List the lines of this listing that hold the word "title".

**RAW RECORDS**
####################

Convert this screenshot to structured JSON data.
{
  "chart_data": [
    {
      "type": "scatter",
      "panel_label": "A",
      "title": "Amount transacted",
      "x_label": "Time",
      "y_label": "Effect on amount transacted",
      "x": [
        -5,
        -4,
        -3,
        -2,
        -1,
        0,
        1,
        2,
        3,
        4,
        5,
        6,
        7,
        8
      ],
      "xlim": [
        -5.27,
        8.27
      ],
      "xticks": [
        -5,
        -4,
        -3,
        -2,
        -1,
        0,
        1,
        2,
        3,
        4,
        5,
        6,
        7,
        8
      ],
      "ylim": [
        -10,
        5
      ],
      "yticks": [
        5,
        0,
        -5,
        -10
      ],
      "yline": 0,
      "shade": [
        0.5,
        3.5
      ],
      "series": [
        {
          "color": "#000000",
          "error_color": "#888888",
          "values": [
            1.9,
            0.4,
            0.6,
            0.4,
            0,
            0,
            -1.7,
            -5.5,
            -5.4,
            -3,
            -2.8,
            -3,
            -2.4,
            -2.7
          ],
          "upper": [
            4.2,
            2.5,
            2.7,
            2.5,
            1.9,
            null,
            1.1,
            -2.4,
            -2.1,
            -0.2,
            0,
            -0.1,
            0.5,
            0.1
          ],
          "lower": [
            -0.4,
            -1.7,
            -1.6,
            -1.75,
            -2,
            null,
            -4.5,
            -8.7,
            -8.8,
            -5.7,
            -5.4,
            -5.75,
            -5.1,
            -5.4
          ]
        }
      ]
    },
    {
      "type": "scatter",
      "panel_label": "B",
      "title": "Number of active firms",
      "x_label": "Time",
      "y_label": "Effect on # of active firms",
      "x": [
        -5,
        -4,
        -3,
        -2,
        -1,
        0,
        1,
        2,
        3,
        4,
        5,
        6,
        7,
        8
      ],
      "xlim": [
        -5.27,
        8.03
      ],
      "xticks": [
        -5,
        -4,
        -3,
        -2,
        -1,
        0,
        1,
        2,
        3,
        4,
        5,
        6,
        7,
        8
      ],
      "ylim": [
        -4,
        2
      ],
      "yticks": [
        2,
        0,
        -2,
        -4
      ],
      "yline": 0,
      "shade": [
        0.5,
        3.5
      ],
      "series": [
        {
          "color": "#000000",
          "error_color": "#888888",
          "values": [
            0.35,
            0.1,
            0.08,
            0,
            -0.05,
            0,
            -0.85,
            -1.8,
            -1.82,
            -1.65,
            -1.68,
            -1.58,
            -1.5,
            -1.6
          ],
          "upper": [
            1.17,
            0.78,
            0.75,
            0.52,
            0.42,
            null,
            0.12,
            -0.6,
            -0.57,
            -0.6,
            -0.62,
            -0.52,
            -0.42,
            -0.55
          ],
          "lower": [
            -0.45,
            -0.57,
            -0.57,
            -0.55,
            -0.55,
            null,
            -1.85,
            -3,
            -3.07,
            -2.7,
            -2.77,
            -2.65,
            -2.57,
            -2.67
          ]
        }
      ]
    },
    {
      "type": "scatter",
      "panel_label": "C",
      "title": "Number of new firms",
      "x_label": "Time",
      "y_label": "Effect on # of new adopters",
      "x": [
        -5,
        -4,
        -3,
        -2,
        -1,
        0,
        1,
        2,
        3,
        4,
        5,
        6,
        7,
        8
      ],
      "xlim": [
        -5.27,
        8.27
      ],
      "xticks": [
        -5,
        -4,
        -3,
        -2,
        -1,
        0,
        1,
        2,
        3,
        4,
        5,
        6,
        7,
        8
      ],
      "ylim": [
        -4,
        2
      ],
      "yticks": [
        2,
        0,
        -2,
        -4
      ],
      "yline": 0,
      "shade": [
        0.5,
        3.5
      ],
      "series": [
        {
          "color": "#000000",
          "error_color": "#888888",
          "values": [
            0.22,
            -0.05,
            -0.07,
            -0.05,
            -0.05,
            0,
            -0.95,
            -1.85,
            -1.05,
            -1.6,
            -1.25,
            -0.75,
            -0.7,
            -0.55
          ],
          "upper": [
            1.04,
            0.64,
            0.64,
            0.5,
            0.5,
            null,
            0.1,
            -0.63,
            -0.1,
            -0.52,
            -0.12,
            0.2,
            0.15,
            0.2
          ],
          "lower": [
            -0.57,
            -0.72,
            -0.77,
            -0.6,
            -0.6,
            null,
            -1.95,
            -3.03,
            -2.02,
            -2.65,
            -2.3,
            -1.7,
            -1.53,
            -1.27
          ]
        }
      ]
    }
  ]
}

####################

**ANSWER TO THE PROBLEM**
      "title": "Amount transacted",
      "title": "Number of active firms",
      "title": "Number of new firms",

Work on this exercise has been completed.